▶ TASK INPUTS:
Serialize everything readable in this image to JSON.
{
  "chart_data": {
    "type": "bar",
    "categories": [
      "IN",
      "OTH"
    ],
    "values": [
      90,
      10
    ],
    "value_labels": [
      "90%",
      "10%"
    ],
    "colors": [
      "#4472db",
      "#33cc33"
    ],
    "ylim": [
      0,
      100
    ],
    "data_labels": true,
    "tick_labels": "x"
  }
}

▶ GOAL OF THE EXERCISE: Reproduce the material above exactly; please quote every line of it.

▶ RESPONSE TO THIS EXERCISE:
Serialize everything readable in this image to JSON.
{
  "chart_data": {
    "type": "bar",
    "categories": [
      "IN",
      "OTH"
    ],
    "values": [
      90,
      10
    ],
    "value_labels": [
      "90%",
      "10%"
    ],
    "colors": [
      "#4472db",
      "#33cc33"
    ],
    "ylim": [
      0,
      100
    ],
    "data_labels": true,
    "tick_labels": "x"
  }
}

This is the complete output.